Pull out every line in the data that has the string "text" in it.

### DATASET RECORDS
-- Start --
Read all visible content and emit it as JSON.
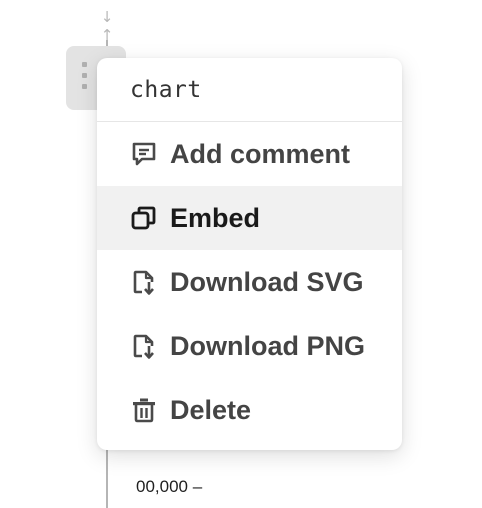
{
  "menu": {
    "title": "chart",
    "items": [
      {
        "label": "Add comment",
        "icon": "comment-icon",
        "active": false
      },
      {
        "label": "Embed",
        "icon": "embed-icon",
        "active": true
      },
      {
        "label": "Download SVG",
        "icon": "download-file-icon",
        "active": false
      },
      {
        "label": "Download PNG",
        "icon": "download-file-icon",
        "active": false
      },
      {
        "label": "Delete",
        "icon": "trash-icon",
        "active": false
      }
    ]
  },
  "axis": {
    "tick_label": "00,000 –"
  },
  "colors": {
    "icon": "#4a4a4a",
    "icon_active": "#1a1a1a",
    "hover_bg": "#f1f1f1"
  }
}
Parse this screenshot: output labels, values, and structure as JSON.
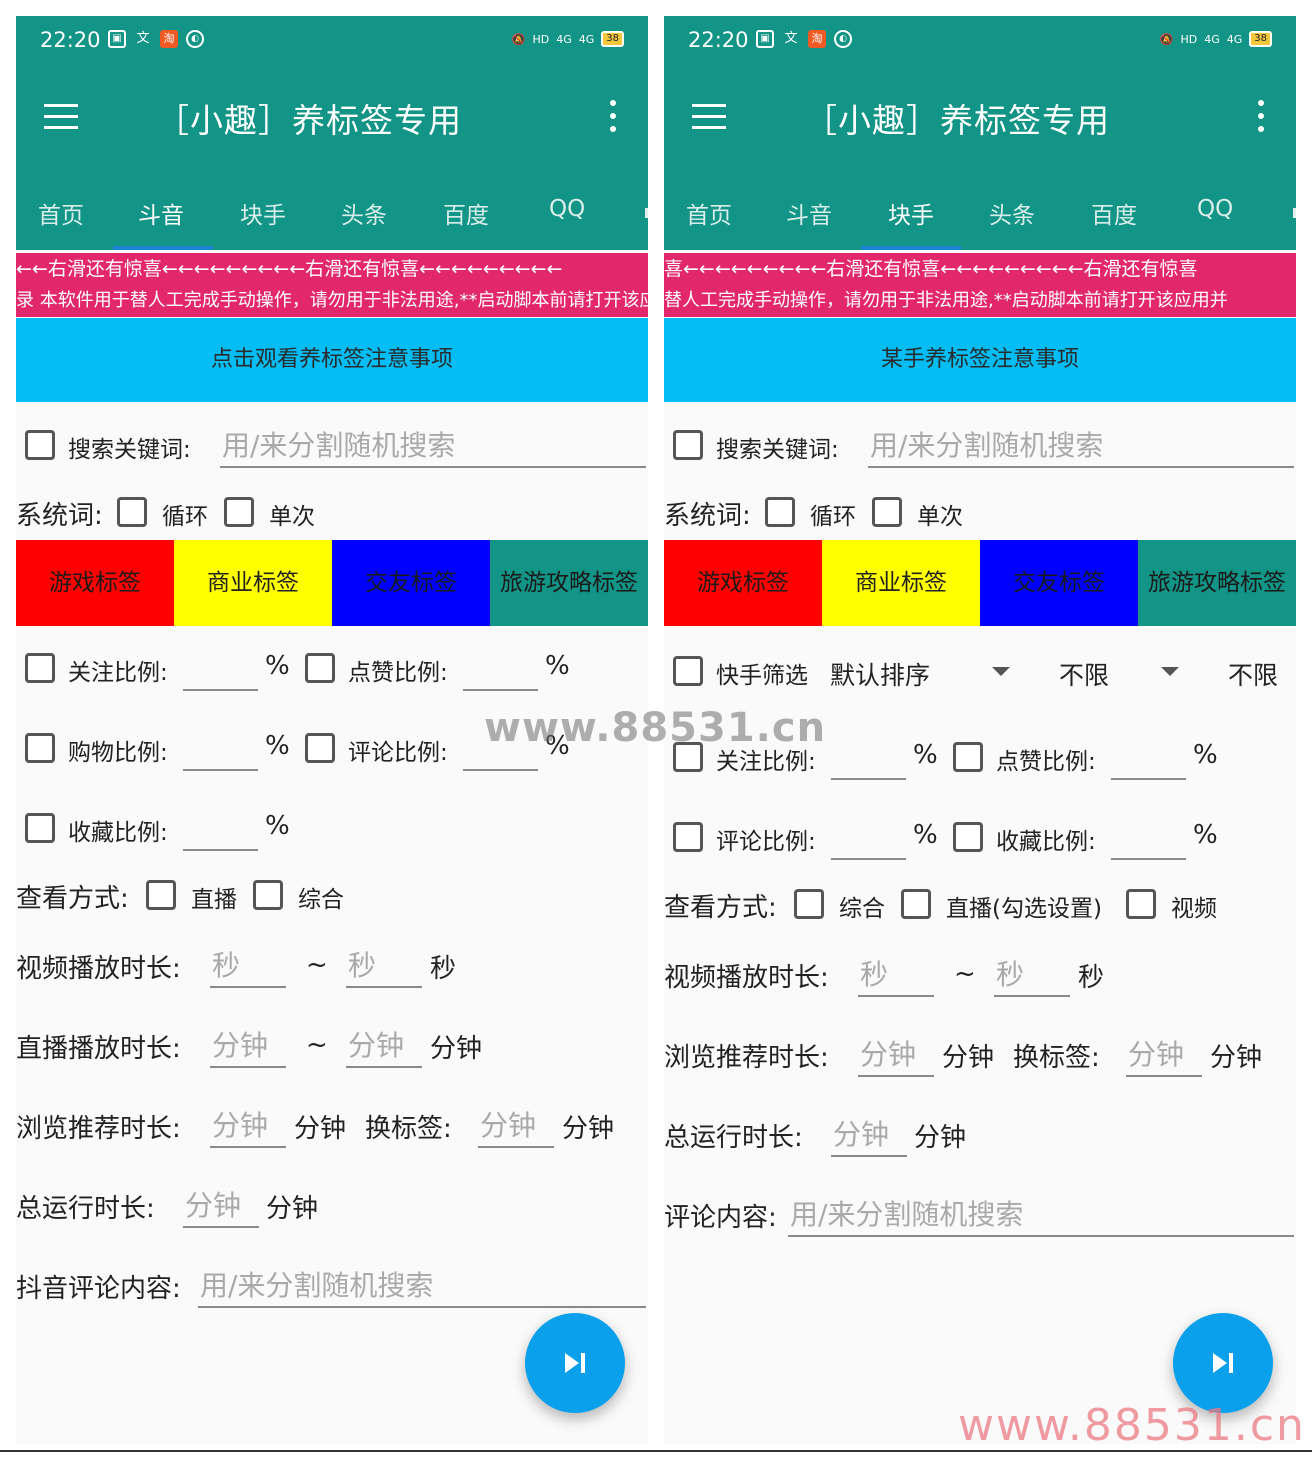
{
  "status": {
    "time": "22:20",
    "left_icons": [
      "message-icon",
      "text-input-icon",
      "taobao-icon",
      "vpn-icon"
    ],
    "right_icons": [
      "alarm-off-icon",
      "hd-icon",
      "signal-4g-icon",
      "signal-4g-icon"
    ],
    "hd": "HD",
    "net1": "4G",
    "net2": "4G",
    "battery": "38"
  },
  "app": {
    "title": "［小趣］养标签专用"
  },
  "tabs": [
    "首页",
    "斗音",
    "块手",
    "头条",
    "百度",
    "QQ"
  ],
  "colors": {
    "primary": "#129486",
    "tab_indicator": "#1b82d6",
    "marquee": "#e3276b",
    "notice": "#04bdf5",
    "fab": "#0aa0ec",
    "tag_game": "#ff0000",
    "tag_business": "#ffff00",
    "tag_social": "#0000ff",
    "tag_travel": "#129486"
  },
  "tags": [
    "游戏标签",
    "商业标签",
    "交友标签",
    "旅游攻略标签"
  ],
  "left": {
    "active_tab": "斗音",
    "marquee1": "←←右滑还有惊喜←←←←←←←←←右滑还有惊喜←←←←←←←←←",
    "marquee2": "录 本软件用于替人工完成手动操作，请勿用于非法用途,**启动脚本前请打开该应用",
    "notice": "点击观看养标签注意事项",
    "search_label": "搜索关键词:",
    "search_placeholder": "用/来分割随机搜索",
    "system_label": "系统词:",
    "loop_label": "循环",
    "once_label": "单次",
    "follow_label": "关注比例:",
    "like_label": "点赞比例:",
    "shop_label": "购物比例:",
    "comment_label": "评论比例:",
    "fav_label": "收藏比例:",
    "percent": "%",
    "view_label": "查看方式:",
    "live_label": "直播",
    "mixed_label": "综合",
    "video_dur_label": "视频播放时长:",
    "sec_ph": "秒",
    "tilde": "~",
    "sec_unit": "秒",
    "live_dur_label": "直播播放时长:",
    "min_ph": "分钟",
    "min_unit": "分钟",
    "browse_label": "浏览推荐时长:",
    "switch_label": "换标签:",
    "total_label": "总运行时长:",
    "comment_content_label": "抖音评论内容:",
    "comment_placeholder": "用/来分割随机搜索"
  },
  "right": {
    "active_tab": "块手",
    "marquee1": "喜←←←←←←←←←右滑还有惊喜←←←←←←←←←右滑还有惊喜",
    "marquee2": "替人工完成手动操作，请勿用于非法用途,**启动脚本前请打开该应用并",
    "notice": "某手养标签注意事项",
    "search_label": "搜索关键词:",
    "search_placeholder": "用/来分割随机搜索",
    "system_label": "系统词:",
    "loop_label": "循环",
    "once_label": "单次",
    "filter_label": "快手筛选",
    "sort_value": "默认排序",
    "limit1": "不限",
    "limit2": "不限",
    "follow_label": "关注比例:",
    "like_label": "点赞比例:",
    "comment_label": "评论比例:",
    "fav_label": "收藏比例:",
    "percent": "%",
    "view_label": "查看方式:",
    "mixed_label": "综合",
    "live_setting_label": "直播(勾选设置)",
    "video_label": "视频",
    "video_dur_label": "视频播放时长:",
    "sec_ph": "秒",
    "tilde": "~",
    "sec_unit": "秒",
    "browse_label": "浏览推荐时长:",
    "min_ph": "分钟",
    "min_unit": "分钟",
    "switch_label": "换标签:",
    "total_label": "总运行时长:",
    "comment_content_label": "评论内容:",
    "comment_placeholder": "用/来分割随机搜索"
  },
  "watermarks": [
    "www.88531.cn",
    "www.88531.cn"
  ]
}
-- End --
-- Start --
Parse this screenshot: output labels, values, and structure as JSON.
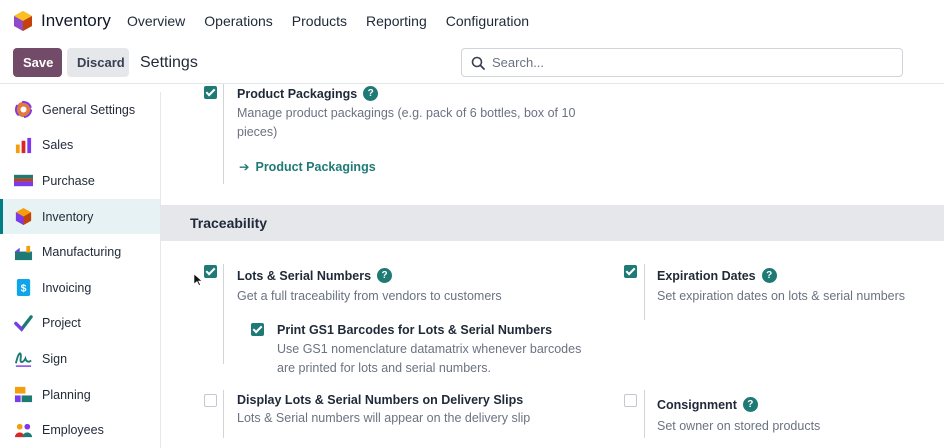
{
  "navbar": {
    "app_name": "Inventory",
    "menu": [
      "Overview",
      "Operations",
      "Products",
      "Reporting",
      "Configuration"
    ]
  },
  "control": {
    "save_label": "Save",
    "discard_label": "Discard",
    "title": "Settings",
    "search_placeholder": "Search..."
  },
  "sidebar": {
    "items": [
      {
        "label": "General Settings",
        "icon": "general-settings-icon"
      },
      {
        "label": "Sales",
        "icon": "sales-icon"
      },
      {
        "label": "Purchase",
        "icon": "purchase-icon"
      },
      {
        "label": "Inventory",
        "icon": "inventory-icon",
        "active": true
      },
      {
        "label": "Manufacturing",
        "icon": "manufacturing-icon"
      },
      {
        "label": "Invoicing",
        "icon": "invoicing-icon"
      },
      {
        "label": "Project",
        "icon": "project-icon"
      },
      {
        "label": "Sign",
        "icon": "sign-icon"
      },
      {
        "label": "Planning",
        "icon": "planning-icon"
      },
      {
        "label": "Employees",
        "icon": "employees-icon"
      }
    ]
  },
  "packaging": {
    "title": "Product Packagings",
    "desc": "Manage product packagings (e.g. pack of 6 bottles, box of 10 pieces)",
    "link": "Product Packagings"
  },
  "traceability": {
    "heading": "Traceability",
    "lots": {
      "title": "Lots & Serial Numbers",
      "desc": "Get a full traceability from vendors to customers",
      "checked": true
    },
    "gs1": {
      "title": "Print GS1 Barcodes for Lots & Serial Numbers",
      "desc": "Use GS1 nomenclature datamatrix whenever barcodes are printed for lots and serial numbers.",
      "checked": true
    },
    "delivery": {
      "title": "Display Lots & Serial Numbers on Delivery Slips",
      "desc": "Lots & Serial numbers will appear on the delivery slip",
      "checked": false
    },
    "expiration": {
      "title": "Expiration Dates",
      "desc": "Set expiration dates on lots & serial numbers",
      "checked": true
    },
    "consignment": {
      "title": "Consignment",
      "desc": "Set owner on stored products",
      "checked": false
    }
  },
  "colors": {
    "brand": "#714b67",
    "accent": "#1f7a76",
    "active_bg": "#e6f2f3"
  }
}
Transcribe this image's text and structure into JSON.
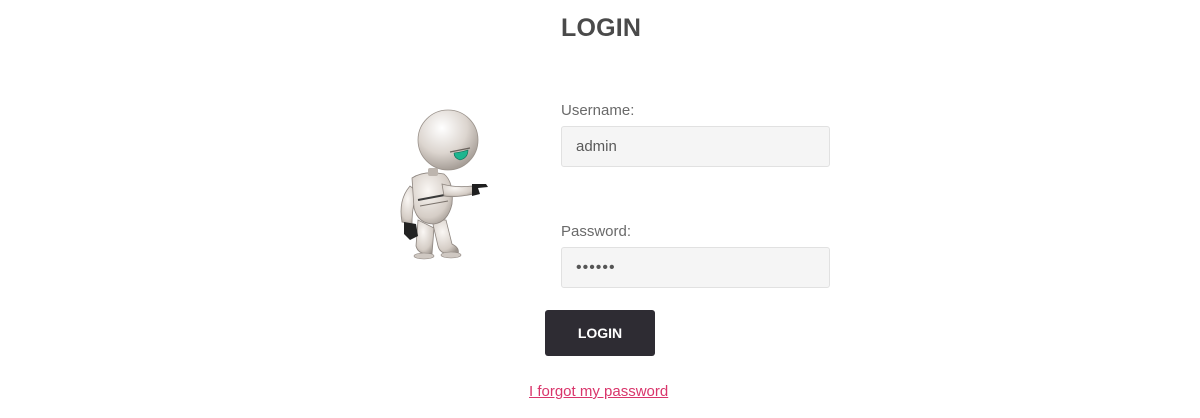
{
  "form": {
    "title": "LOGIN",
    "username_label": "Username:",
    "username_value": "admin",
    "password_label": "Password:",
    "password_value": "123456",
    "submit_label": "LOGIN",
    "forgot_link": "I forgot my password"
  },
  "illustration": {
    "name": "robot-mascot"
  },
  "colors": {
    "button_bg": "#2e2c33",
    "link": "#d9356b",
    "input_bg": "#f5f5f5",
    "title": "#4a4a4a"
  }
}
-- End --
### WRITTEN ANSWER
      "text-input-icon",
Transcribe this image's text and structure into JSON.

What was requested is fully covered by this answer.